Stored entries:
________________________________________

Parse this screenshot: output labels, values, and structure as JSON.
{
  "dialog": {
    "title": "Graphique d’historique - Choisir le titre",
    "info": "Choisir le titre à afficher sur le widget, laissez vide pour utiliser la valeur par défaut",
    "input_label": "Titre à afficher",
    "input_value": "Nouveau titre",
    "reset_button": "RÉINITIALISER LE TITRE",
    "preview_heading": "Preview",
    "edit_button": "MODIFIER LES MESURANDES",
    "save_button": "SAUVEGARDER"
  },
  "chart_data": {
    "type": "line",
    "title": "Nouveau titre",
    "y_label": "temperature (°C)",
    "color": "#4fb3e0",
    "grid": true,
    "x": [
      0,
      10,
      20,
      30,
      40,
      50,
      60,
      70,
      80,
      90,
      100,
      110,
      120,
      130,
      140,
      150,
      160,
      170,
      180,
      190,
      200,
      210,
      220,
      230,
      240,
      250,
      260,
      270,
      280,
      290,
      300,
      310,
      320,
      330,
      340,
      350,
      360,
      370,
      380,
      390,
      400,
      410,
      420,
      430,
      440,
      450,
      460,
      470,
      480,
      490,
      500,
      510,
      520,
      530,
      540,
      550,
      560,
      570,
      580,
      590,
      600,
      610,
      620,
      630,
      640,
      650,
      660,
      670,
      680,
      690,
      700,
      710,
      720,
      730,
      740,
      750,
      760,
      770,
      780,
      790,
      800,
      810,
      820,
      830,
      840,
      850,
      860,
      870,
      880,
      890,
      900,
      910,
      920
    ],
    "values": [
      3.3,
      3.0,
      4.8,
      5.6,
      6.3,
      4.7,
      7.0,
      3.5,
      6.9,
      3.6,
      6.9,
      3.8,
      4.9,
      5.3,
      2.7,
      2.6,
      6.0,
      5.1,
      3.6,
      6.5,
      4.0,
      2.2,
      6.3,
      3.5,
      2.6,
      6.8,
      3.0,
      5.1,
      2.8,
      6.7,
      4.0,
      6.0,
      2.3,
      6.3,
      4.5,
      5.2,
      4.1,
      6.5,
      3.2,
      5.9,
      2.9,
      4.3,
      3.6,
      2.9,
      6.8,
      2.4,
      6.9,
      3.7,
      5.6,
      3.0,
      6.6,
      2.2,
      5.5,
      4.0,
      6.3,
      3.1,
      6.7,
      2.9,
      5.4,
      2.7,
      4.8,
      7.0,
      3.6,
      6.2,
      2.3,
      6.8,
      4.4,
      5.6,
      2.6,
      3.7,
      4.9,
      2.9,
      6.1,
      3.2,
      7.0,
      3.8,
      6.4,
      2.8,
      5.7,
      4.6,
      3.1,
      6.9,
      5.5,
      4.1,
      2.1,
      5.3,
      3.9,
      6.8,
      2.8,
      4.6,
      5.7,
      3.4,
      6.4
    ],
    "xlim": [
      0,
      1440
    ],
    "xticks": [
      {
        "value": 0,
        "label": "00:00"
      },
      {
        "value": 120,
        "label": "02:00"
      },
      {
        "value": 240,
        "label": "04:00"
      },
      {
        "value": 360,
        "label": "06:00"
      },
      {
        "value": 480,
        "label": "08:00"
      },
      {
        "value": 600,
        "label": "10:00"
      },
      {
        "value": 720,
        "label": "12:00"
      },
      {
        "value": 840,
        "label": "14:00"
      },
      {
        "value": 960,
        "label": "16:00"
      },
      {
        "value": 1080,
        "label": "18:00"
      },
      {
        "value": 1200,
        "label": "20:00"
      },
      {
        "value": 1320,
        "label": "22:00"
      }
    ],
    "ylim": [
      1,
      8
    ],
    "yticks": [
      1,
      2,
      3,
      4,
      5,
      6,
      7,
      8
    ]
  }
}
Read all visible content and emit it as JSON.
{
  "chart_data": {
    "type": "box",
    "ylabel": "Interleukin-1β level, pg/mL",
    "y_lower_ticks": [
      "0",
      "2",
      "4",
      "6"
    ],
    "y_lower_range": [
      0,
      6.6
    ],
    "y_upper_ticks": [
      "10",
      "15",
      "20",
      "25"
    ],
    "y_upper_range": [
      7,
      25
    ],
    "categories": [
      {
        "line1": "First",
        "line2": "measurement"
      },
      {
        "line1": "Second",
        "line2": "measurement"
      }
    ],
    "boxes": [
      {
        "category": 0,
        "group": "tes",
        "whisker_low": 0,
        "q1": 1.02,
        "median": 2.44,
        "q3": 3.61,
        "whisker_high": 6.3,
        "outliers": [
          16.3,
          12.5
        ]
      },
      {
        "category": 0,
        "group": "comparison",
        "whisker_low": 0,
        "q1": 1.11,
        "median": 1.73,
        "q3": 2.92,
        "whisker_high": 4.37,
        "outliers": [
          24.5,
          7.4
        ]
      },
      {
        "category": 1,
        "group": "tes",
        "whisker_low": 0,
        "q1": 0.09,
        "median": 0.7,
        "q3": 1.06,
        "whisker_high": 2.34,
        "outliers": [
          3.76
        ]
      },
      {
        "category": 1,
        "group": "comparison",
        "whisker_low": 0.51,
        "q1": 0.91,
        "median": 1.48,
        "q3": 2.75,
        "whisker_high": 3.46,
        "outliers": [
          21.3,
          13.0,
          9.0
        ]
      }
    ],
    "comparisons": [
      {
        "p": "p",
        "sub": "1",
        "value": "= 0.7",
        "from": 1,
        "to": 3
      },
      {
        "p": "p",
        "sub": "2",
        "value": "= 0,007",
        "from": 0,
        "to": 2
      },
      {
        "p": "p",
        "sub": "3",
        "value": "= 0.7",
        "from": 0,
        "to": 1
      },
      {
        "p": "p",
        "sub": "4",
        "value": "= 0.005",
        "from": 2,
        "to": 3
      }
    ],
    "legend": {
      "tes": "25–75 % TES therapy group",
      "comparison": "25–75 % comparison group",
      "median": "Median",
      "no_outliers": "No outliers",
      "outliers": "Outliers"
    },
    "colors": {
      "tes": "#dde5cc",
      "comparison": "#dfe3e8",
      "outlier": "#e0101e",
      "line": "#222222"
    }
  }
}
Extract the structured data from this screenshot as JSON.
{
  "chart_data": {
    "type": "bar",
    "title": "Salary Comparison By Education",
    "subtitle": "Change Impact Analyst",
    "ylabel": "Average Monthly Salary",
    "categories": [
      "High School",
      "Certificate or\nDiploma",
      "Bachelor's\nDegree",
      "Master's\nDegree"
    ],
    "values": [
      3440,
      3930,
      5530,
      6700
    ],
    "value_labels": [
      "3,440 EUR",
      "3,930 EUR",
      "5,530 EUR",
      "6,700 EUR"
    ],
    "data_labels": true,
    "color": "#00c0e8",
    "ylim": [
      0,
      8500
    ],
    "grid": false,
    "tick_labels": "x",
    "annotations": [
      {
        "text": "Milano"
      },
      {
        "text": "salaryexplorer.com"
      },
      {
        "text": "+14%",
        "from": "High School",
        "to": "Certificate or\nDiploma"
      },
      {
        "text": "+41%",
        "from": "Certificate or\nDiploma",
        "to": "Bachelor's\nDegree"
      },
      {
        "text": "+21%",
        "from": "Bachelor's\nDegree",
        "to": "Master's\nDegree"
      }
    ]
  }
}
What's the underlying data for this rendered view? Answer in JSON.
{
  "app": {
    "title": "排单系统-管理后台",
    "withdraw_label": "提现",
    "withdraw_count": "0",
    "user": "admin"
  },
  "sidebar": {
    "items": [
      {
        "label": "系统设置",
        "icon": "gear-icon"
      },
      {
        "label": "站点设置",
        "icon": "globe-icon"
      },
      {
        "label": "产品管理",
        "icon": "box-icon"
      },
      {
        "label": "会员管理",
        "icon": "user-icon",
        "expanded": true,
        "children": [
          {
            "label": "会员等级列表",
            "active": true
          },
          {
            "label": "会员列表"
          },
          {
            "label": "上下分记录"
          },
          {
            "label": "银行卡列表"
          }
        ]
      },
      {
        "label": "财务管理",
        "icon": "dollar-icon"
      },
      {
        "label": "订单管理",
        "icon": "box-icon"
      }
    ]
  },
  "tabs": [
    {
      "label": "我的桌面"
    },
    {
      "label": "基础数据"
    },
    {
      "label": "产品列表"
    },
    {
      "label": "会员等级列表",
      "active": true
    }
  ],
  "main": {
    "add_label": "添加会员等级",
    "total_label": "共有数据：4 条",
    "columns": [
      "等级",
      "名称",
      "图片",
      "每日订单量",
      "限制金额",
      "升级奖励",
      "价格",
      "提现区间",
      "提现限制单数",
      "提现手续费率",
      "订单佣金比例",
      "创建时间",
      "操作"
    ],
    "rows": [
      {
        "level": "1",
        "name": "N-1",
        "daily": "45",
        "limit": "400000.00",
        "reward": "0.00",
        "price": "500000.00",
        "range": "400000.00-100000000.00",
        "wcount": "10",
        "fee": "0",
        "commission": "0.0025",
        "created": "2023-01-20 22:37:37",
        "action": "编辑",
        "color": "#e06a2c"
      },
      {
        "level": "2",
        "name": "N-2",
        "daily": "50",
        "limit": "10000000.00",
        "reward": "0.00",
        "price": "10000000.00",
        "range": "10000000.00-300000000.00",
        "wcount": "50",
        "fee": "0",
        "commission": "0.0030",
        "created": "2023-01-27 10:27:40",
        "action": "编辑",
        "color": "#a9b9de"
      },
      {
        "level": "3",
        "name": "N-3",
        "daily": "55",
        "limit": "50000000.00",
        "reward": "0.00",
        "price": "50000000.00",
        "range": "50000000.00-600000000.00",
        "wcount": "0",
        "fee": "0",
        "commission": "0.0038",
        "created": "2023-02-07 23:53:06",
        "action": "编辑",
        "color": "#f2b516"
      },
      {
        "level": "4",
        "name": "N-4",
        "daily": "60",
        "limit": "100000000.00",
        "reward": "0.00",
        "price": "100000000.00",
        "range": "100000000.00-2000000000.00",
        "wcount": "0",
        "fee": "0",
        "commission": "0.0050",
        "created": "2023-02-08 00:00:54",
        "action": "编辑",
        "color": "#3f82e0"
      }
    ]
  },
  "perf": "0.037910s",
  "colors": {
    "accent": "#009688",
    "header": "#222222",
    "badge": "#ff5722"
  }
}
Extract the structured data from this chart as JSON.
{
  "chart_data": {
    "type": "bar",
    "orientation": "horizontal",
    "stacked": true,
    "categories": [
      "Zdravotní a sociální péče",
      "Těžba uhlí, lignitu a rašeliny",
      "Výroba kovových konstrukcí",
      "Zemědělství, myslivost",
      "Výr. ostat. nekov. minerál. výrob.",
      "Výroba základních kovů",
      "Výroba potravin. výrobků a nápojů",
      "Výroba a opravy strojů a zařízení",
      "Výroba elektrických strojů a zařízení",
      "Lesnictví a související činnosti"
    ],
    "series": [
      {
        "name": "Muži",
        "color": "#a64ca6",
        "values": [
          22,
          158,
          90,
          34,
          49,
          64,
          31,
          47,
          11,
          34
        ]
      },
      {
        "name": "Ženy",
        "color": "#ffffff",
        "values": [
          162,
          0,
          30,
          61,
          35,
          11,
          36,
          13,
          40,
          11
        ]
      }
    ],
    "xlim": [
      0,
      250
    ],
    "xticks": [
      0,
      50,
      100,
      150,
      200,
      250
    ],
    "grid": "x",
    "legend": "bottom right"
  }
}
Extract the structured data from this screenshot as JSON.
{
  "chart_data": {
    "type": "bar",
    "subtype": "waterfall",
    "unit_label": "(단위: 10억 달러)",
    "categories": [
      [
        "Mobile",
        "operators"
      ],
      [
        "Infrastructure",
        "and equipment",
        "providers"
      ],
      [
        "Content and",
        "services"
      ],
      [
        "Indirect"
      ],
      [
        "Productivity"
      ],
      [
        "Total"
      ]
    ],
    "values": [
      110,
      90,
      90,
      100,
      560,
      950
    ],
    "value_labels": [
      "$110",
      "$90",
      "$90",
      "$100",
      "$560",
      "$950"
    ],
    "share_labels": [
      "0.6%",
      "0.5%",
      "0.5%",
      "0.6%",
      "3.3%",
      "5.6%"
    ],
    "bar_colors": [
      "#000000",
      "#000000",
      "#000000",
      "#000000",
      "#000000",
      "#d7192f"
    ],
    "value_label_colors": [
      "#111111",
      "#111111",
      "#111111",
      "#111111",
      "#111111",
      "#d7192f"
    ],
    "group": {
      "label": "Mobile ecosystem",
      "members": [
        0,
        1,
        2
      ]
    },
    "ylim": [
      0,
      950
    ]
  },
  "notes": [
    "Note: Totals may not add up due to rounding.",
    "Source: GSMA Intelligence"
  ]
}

________________________________________

» INSTRUCTION
Pull out every line of the records above that contains the word "icon".

» FINAL RESULT
        "icon": "gear-icon"
        "icon": "globe-icon"
        "icon": "box-icon"
        "icon": "user-icon",
        "icon": "dollar-icon"
        "icon": "box-icon"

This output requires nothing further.